Given information -
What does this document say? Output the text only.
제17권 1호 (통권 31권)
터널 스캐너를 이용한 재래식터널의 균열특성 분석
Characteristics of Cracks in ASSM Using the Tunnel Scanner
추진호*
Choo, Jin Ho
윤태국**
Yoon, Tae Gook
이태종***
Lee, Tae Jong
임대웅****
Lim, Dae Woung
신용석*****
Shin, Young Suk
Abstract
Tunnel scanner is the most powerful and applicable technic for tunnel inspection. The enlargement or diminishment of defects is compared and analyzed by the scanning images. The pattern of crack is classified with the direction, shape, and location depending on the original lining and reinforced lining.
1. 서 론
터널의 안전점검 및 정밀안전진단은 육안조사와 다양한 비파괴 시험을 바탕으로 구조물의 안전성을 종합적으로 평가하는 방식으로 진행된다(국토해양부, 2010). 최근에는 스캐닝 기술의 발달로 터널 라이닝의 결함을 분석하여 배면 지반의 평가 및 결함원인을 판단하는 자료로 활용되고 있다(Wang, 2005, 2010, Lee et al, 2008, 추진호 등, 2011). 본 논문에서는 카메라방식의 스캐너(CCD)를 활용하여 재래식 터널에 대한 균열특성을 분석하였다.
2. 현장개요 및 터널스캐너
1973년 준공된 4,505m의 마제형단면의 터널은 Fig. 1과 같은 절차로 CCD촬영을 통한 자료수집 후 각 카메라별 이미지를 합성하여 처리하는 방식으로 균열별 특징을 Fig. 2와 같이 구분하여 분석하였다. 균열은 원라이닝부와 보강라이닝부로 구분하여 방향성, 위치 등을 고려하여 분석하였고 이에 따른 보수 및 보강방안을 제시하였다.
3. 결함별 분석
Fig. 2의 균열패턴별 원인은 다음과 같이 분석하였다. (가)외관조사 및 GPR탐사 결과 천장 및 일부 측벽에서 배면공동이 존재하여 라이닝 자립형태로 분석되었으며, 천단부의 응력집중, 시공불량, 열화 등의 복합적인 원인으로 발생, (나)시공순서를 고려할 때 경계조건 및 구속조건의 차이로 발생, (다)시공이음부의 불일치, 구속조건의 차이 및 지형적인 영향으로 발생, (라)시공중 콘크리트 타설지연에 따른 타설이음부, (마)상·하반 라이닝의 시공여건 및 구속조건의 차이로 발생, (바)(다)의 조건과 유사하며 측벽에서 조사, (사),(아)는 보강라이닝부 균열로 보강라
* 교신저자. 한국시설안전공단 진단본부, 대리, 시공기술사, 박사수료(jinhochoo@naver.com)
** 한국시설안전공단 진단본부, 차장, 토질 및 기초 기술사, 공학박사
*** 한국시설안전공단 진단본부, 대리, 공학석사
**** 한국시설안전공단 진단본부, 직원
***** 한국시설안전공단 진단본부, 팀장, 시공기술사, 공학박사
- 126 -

Written request -
Output all of the data again. Match it exactly.

The completed task -
What does this document say? Output the text only.
제17권 1호 (통권 31권)
터널 스캐너를 이용한 재래식터널의 균열특성 분석
Characteristics of Cracks in ASSM Using the Tunnel Scanner
추진호*
Choo, Jin Ho
윤태국**
Yoon, Tae Gook
이태종***
Lee, Tae Jong
임대웅****
Lim, Dae Woung
신용석*****
Shin, Young Suk
Abstract
Tunnel scanner is the most powerful and applicable technic for tunnel inspection. The enlargement or diminishment of defects is compared and analyzed by the scanning images. The pattern of crack is classified with the direction, shape, and location depending on the original lining and reinforced lining.
1. 서 론
터널의 안전점검 및 정밀안전진단은 육안조사와 다양한 비파괴 시험을 바탕으로 구조물의 안전성을 종합적으로 평가하는 방식으로 진행된다(국토해양부, 2010). 최근에는 스캐닝 기술의 발달로 터널 라이닝의 결함을 분석하여 배면 지반의 평가 및 결함원인을 판단하는 자료로 활용되고 있다(Wang, 2005, 2010, Lee et al, 2008, 추진호 등, 2011). 본 논문에서는 카메라방식의 스캐너(CCD)를 활용하여 재래식 터널에 대한 균열특성을 분석하였다.
2. 현장개요 및 터널스캐너
1973년 준공된 4,505m의 마제형단면의 터널은 Fig. 1과 같은 절차로 CCD촬영을 통한 자료수집 후 각 카메라별 이미지를 합성하여 처리하는 방식으로 균열별 특징을 Fig. 2와 같이 구분하여 분석하였다. 균열은 원라이닝부와 보강라이닝부로 구분하여 방향성, 위치 등을 고려하여 분석하였고 이에 따른 보수 및 보강방안을 제시하였다.
3. 결함별 분석
Fig. 2의 균열패턴별 원인은 다음과 같이 분석하였다. (가)외관조사 및 GPR탐사 결과 천장 및 일부 측벽에서 배면공동이 존재하여 라이닝 자립형태로 분석되었으며, 천단부의 응력집중, 시공불량, 열화 등의 복합적인 원인으로 발생, (나)시공순서를 고려할 때 경계조건 및 구속조건의 차이로 발생, (다)시공이음부의 불일치, 구속조건의 차이 및 지형적인 영향으로 발생, (라)시공중 콘크리트 타설지연에 따른 타설이음부, (마)상·하반 라이닝의 시공여건 및 구속조건의 차이로 발생, (바)(다)의 조건과 유사하며 측벽에서 조사, (사),(아)는 보강라이닝부 균열로 보강라
* 교신저자. 한국시설안전공단 진단본부, 대리, 시공기술사, 박사수료(jinhochoo@naver.com)
** 한국시설안전공단 진단본부, 차장, 토질 및 기초 기술사, 공학박사
*** 한국시설안전공단 진단본부, 대리, 공학석사
**** 한국시설안전공단 진단본부, 직원
***** 한국시설안전공단 진단본부, 팀장, 시공기술사, 공학박사
- 126 -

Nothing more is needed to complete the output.